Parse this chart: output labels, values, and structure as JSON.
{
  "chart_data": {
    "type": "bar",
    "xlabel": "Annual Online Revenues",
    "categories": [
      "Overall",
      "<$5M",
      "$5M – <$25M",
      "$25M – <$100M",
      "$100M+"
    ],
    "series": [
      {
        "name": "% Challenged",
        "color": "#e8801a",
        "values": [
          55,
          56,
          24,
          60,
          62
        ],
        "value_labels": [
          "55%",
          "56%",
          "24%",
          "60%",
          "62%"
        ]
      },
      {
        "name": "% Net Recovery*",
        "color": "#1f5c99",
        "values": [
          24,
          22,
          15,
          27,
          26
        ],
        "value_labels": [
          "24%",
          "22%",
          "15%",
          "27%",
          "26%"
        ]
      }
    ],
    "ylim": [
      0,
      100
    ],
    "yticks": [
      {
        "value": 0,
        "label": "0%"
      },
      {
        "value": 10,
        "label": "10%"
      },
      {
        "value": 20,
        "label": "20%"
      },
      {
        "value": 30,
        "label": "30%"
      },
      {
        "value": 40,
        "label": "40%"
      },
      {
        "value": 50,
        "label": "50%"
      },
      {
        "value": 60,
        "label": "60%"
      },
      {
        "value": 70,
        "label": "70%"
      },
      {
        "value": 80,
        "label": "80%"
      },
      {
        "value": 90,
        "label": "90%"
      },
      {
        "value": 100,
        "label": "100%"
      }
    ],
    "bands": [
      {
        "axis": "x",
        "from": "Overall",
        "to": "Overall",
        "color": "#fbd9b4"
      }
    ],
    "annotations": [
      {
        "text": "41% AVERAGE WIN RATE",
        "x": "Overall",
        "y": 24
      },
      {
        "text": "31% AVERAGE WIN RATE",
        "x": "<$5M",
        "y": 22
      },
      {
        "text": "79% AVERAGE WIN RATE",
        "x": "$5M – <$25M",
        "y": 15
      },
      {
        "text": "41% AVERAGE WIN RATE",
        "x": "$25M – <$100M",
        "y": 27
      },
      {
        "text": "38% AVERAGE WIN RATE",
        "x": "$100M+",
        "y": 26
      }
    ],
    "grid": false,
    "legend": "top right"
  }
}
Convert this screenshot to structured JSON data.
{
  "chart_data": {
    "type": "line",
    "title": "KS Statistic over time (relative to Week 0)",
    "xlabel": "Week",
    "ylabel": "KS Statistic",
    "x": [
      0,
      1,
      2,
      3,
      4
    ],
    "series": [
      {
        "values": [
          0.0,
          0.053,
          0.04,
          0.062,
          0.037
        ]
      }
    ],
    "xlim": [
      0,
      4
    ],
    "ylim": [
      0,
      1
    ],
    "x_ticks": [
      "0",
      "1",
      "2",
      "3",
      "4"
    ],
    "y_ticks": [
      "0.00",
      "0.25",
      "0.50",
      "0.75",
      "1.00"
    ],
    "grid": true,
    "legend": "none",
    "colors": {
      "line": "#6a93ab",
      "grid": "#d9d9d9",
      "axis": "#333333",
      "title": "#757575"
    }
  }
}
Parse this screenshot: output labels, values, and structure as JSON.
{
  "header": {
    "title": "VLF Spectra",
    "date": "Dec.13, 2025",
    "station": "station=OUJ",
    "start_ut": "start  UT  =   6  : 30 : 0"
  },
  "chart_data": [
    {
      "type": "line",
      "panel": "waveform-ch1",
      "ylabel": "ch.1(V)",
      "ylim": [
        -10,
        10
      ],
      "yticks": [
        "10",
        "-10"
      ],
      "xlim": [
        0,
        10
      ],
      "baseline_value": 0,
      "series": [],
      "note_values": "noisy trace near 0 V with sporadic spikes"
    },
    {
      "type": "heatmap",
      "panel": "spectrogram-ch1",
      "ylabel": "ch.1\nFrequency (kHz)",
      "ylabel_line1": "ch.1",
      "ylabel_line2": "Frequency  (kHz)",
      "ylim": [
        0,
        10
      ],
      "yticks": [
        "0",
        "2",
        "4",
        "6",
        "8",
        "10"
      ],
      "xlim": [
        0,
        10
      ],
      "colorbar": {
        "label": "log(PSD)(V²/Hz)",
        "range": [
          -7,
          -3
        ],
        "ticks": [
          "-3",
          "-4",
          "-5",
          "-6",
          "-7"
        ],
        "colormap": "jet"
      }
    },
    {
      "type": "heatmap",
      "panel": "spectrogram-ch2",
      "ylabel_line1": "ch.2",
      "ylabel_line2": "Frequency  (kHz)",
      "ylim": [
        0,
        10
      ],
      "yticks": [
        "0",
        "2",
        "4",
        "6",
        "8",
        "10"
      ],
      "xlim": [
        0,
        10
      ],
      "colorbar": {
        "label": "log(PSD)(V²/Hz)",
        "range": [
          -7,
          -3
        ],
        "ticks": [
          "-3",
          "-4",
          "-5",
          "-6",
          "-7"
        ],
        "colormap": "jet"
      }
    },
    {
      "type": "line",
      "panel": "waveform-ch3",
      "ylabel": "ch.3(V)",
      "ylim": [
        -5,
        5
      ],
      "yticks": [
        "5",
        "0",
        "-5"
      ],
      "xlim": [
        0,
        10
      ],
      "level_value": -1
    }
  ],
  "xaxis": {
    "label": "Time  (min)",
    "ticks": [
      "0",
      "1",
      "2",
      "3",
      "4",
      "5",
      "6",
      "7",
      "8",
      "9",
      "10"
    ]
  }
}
────────
Copy every line of the listing containing the string "output".

Parse this chart: output labels, values, and structure as JSON.
Parse this screenshot: output labels, values, and structure as JSON.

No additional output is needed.